Records from a dataset
+===+
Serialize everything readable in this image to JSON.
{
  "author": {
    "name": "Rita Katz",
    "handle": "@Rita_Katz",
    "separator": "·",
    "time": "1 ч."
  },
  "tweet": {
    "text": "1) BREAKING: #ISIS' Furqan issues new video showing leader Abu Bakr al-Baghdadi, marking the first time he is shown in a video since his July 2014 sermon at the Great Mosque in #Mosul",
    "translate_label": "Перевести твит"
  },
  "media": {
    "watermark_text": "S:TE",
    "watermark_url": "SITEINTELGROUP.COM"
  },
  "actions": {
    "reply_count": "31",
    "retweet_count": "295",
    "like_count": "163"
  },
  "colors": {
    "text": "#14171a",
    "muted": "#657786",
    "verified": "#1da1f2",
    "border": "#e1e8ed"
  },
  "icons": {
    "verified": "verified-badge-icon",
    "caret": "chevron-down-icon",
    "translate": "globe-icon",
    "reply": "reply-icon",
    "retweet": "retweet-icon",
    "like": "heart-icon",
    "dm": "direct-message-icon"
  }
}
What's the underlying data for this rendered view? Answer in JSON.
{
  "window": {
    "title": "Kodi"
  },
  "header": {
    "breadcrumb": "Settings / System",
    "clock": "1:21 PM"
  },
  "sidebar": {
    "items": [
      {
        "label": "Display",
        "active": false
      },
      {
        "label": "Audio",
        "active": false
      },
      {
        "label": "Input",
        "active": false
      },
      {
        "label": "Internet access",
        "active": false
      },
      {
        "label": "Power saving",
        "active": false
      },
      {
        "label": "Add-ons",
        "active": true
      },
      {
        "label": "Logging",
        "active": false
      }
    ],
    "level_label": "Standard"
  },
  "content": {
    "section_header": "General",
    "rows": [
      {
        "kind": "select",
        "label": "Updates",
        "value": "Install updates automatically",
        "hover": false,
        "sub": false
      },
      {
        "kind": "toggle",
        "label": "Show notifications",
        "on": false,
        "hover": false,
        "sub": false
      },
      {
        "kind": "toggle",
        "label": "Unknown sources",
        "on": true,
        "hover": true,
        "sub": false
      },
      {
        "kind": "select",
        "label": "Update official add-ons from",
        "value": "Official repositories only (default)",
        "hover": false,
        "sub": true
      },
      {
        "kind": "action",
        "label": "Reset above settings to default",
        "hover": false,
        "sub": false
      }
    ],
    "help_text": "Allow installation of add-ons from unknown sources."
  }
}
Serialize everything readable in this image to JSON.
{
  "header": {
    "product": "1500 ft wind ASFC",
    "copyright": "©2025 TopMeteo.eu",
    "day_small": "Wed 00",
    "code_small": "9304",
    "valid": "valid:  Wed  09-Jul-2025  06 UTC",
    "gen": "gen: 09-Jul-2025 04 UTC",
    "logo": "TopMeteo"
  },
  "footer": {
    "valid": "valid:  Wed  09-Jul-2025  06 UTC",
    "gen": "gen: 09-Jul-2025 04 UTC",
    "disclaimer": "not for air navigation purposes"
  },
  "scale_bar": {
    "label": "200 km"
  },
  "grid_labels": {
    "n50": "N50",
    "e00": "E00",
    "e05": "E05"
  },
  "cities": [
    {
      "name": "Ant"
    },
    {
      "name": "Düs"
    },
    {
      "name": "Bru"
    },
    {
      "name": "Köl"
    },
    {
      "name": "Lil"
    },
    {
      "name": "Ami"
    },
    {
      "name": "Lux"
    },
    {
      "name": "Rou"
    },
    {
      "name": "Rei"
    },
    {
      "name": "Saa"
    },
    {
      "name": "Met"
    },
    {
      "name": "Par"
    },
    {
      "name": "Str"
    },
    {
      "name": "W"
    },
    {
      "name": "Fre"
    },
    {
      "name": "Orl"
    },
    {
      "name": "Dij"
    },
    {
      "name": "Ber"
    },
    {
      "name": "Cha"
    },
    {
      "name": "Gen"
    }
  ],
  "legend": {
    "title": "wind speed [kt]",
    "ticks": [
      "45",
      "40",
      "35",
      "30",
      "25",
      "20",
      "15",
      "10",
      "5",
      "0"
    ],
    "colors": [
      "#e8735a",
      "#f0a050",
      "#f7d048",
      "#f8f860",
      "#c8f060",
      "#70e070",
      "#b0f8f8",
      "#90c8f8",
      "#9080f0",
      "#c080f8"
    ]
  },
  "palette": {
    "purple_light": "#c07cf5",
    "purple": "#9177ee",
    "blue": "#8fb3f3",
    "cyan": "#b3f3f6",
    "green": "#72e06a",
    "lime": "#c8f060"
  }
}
+===+
Task to carry out => Word for word, write out the data.

Solution to this exercise =>
Serialize everything readable in this image to JSON.
{
  "author": {
    "name": "Rita Katz",
    "handle": "@Rita_Katz",
    "separator": "·",
    "time": "1 ч."
  },
  "tweet": {
    "text": "1) BREAKING: #ISIS' Furqan issues new video showing leader Abu Bakr al-Baghdadi, marking the first time he is shown in a video since his July 2014 sermon at the Great Mosque in #Mosul",
    "translate_label": "Перевести твит"
  },
  "media": {
    "watermark_text": "S:TE",
    "watermark_url": "SITEINTELGROUP.COM"
  },
  "actions": {
    "reply_count": "31",
    "retweet_count": "295",
    "like_count": "163"
  },
  "colors": {
    "text": "#14171a",
    "muted": "#657786",
    "verified": "#1da1f2",
    "border": "#e1e8ed"
  },
  "icons": {
    "verified": "verified-badge-icon",
    "caret": "chevron-down-icon",
    "translate": "globe-icon",
    "reply": "reply-icon",
    "retweet": "retweet-icon",
    "like": "heart-icon",
    "dm": "direct-message-icon"
  }
}
What's the underlying data for this rendered view? Answer in JSON.
{
  "window": {
    "title": "Kodi"
  },
  "header": {
    "breadcrumb": "Settings / System",
    "clock": "1:21 PM"
  },
  "sidebar": {
    "items": [
      {
        "label": "Display",
        "active": false
      },
      {
        "label": "Audio",
        "active": false
      },
      {
        "label": "Input",
        "active": false
      },
      {
        "label": "Internet access",
        "active": false
      },
      {
        "label": "Power saving",
        "active": false
      },
      {
        "label": "Add-ons",
        "active": true
      },
      {
        "label": "Logging",
        "active": false
      }
    ],
    "level_label": "Standard"
  },
  "content": {
    "section_header": "General",
    "rows": [
      {
        "kind": "select",
        "label": "Updates",
        "value": "Install updates automatically",
        "hover": false,
        "sub": false
      },
      {
        "kind": "toggle",
        "label": "Show notifications",
        "on": false,
        "hover": false,
        "sub": false
      },
      {
        "kind": "toggle",
        "label": "Unknown sources",
        "on": true,
        "hover": true,
        "sub": false
      },
      {
        "kind": "select",
        "label": "Update official add-ons from",
        "value": "Official repositories only (default)",
        "hover": false,
        "sub": true
      },
      {
        "kind": "action",
        "label": "Reset above settings to default",
        "hover": false,
        "sub": false
      }
    ],
    "help_text": "Allow installation of add-ons from unknown sources."
  }
}
Serialize everything readable in this image to JSON.
{
  "header": {
    "product": "1500 ft wind ASFC",
    "copyright": "©2025 TopMeteo.eu",
    "day_small": "Wed 00",
    "code_small": "9304",
    "valid": "valid:  Wed  09-Jul-2025  06 UTC",
    "gen": "gen: 09-Jul-2025 04 UTC",
    "logo": "TopMeteo"
  },
  "footer": {
    "valid": "valid:  Wed  09-Jul-2025  06 UTC",
    "gen": "gen: 09-Jul-2025 04 UTC",
    "disclaimer": "not for air navigation purposes"
  },
  "scale_bar": {
    "label": "200 km"
  },
  "grid_labels": {
    "n50": "N50",
    "e00": "E00",
    "e05": "E05"
  },
  "cities": [
    {
      "name": "Ant"
    },
    {
      "name": "Düs"
    },
    {
      "name": "Bru"
    },
    {
      "name": "Köl"
    },
    {
      "name": "Lil"
    },
    {
      "name": "Ami"
    },
    {
      "name": "Lux"
    },
    {
      "name": "Rou"
    },
    {
      "name": "Rei"
    },
    {
      "name": "Saa"
    },
    {
      "name": "Met"
    },
    {
      "name": "Par"
    },
    {
      "name": "Str"
    },
    {
      "name": "W"
    },
    {
      "name": "Fre"
    },
    {
      "name": "Orl"
    },
    {
      "name": "Dij"
    },
    {
      "name": "Ber"
    },
    {
      "name": "Cha"
    },
    {
      "name": "Gen"
    }
  ],
  "legend": {
    "title": "wind speed [kt]",
    "ticks": [
      "45",
      "40",
      "35",
      "30",
      "25",
      "20",
      "15",
      "10",
      "5",
      "0"
    ],
    "colors": [
      "#e8735a",
      "#f0a050",
      "#f7d048",
      "#f8f860",
      "#c8f060",
      "#70e070",
      "#b0f8f8",
      "#90c8f8",
      "#9080f0",
      "#c080f8"
    ]
  },
  "palette": {
    "purple_light": "#c07cf5",
    "purple": "#9177ee",
    "blue": "#8fb3f3",
    "cyan": "#b3f3f6",
    "green": "#72e06a",
    "lime": "#c8f060"
  }
}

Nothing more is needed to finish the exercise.